[Chart and figure data]
◆ ◆ ◆ ◆ ◆

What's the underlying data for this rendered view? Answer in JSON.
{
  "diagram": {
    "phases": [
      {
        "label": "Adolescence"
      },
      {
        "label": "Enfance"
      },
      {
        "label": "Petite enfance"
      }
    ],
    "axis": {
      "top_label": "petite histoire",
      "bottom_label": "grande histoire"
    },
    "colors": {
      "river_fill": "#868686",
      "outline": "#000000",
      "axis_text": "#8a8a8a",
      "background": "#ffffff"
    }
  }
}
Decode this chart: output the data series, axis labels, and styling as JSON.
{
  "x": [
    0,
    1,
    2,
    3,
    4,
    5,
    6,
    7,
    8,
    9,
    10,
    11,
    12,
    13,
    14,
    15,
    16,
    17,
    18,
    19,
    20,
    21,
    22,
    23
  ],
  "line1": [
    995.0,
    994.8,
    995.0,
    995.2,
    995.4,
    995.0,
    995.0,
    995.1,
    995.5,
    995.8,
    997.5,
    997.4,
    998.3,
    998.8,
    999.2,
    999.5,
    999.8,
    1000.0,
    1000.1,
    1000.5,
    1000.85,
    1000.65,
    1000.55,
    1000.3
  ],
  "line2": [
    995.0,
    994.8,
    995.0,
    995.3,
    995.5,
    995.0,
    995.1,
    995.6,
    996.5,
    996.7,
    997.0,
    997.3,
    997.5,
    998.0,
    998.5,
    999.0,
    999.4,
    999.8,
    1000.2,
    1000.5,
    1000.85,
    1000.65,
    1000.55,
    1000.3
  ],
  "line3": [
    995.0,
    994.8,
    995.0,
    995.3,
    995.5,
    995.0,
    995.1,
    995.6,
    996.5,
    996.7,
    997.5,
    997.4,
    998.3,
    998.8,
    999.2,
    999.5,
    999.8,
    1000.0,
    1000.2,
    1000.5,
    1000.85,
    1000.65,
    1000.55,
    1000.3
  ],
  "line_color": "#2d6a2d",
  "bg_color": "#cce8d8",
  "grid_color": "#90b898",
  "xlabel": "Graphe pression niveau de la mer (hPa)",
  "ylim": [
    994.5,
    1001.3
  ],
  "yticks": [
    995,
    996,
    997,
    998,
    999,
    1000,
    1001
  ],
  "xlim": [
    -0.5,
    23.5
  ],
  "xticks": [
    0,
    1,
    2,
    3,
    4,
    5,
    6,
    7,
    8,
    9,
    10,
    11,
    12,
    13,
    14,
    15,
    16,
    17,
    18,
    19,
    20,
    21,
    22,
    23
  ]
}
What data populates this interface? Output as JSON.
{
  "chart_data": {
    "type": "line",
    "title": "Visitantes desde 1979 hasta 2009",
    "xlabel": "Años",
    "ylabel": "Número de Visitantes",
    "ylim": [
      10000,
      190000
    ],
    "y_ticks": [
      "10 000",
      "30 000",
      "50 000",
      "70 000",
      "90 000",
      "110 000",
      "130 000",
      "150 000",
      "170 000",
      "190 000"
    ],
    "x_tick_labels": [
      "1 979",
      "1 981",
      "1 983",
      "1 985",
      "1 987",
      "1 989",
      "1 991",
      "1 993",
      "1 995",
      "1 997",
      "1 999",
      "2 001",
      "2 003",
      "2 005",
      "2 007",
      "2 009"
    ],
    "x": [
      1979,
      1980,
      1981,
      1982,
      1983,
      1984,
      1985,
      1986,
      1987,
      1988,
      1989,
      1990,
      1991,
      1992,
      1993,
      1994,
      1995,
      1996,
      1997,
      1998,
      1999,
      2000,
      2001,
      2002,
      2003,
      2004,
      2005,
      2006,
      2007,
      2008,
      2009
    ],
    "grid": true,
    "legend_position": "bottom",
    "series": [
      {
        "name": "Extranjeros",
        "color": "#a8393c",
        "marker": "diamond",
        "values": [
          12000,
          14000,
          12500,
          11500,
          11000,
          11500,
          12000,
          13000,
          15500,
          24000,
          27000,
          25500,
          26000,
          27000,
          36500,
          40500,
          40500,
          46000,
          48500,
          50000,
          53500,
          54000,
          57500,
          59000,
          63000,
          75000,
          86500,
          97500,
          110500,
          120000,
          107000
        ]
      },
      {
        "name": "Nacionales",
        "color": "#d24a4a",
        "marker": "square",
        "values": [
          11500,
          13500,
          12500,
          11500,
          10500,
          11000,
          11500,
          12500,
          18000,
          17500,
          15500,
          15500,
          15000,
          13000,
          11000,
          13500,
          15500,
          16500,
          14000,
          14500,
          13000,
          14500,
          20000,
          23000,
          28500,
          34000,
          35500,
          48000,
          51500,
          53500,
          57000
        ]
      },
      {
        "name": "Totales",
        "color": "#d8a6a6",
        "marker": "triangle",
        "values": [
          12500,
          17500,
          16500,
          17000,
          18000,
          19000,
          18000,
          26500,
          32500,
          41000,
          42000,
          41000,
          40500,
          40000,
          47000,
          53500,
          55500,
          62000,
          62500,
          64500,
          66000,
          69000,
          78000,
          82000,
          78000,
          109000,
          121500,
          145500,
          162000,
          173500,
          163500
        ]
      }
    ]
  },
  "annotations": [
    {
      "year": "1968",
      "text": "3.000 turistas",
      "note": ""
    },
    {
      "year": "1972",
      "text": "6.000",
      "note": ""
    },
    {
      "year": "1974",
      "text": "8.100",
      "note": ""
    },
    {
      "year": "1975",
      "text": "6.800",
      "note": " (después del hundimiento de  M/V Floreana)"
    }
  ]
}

◆ ◆ ◆ ◆ ◆

(WHAT YOU NEED TO DO): Emit the records above again, exactly, with no line skipped.

(THE COMPLETED TASK):
What's the underlying data for this rendered view? Answer in JSON.
{
  "diagram": {
    "phases": [
      {
        "label": "Adolescence"
      },
      {
        "label": "Enfance"
      },
      {
        "label": "Petite enfance"
      }
    ],
    "axis": {
      "top_label": "petite histoire",
      "bottom_label": "grande histoire"
    },
    "colors": {
      "river_fill": "#868686",
      "outline": "#000000",
      "axis_text": "#8a8a8a",
      "background": "#ffffff"
    }
  }
}
Decode this chart: output the data series, axis labels, and styling as JSON.
{
  "x": [
    0,
    1,
    2,
    3,
    4,
    5,
    6,
    7,
    8,
    9,
    10,
    11,
    12,
    13,
    14,
    15,
    16,
    17,
    18,
    19,
    20,
    21,
    22,
    23
  ],
  "line1": [
    995.0,
    994.8,
    995.0,
    995.2,
    995.4,
    995.0,
    995.0,
    995.1,
    995.5,
    995.8,
    997.5,
    997.4,
    998.3,
    998.8,
    999.2,
    999.5,
    999.8,
    1000.0,
    1000.1,
    1000.5,
    1000.85,
    1000.65,
    1000.55,
    1000.3
  ],
  "line2": [
    995.0,
    994.8,
    995.0,
    995.3,
    995.5,
    995.0,
    995.1,
    995.6,
    996.5,
    996.7,
    997.0,
    997.3,
    997.5,
    998.0,
    998.5,
    999.0,
    999.4,
    999.8,
    1000.2,
    1000.5,
    1000.85,
    1000.65,
    1000.55,
    1000.3
  ],
  "line3": [
    995.0,
    994.8,
    995.0,
    995.3,
    995.5,
    995.0,
    995.1,
    995.6,
    996.5,
    996.7,
    997.5,
    997.4,
    998.3,
    998.8,
    999.2,
    999.5,
    999.8,
    1000.0,
    1000.2,
    1000.5,
    1000.85,
    1000.65,
    1000.55,
    1000.3
  ],
  "line_color": "#2d6a2d",
  "bg_color": "#cce8d8",
  "grid_color": "#90b898",
  "xlabel": "Graphe pression niveau de la mer (hPa)",
  "ylim": [
    994.5,
    1001.3
  ],
  "yticks": [
    995,
    996,
    997,
    998,
    999,
    1000,
    1001
  ],
  "xlim": [
    -0.5,
    23.5
  ],
  "xticks": [
    0,
    1,
    2,
    3,
    4,
    5,
    6,
    7,
    8,
    9,
    10,
    11,
    12,
    13,
    14,
    15,
    16,
    17,
    18,
    19,
    20,
    21,
    22,
    23
  ]
}
What data populates this interface? Output as JSON.
{
  "chart_data": {
    "type": "line",
    "title": "Visitantes desde 1979 hasta 2009",
    "xlabel": "Años",
    "ylabel": "Número de Visitantes",
    "ylim": [
      10000,
      190000
    ],
    "y_ticks": [
      "10 000",
      "30 000",
      "50 000",
      "70 000",
      "90 000",
      "110 000",
      "130 000",
      "150 000",
      "170 000",
      "190 000"
    ],
    "x_tick_labels": [
      "1 979",
      "1 981",
      "1 983",
      "1 985",
      "1 987",
      "1 989",
      "1 991",
      "1 993",
      "1 995",
      "1 997",
      "1 999",
      "2 001",
      "2 003",
      "2 005",
      "2 007",
      "2 009"
    ],
    "x": [
      1979,
      1980,
      1981,
      1982,
      1983,
      1984,
      1985,
      1986,
      1987,
      1988,
      1989,
      1990,
      1991,
      1992,
      1993,
      1994,
      1995,
      1996,
      1997,
      1998,
      1999,
      2000,
      2001,
      2002,
      2003,
      2004,
      2005,
      2006,
      2007,
      2008,
      2009
    ],
    "grid": true,
    "legend_position": "bottom",
    "series": [
      {
        "name": "Extranjeros",
        "color": "#a8393c",
        "marker": "diamond",
        "values": [
          12000,
          14000,
          12500,
          11500,
          11000,
          11500,
          12000,
          13000,
          15500,
          24000,
          27000,
          25500,
          26000,
          27000,
          36500,
          40500,
          40500,
          46000,
          48500,
          50000,
          53500,
          54000,
          57500,
          59000,
          63000,
          75000,
          86500,
          97500,
          110500,
          120000,
          107000
        ]
      },
      {
        "name": "Nacionales",
        "color": "#d24a4a",
        "marker": "square",
        "values": [
          11500,
          13500,
          12500,
          11500,
          10500,
          11000,
          11500,
          12500,
          18000,
          17500,
          15500,
          15500,
          15000,
          13000,
          11000,
          13500,
          15500,
          16500,
          14000,
          14500,
          13000,
          14500,
          20000,
          23000,
          28500,
          34000,
          35500,
          48000,
          51500,
          53500,
          57000
        ]
      },
      {
        "name": "Totales",
        "color": "#d8a6a6",
        "marker": "triangle",
        "values": [
          12500,
          17500,
          16500,
          17000,
          18000,
          19000,
          18000,
          26500,
          32500,
          41000,
          42000,
          41000,
          40500,
          40000,
          47000,
          53500,
          55500,
          62000,
          62500,
          64500,
          66000,
          69000,
          78000,
          82000,
          78000,
          109000,
          121500,
          145500,
          162000,
          173500,
          163500
        ]
      }
    ]
  },
  "annotations": [
    {
      "year": "1968",
      "text": "3.000 turistas",
      "note": ""
    },
    {
      "year": "1972",
      "text": "6.000",
      "note": ""
    },
    {
      "year": "1974",
      "text": "8.100",
      "note": ""
    },
    {
      "year": "1975",
      "text": "6.800",
      "note": " (después del hundimiento de  M/V Floreana)"
    }
  ]
}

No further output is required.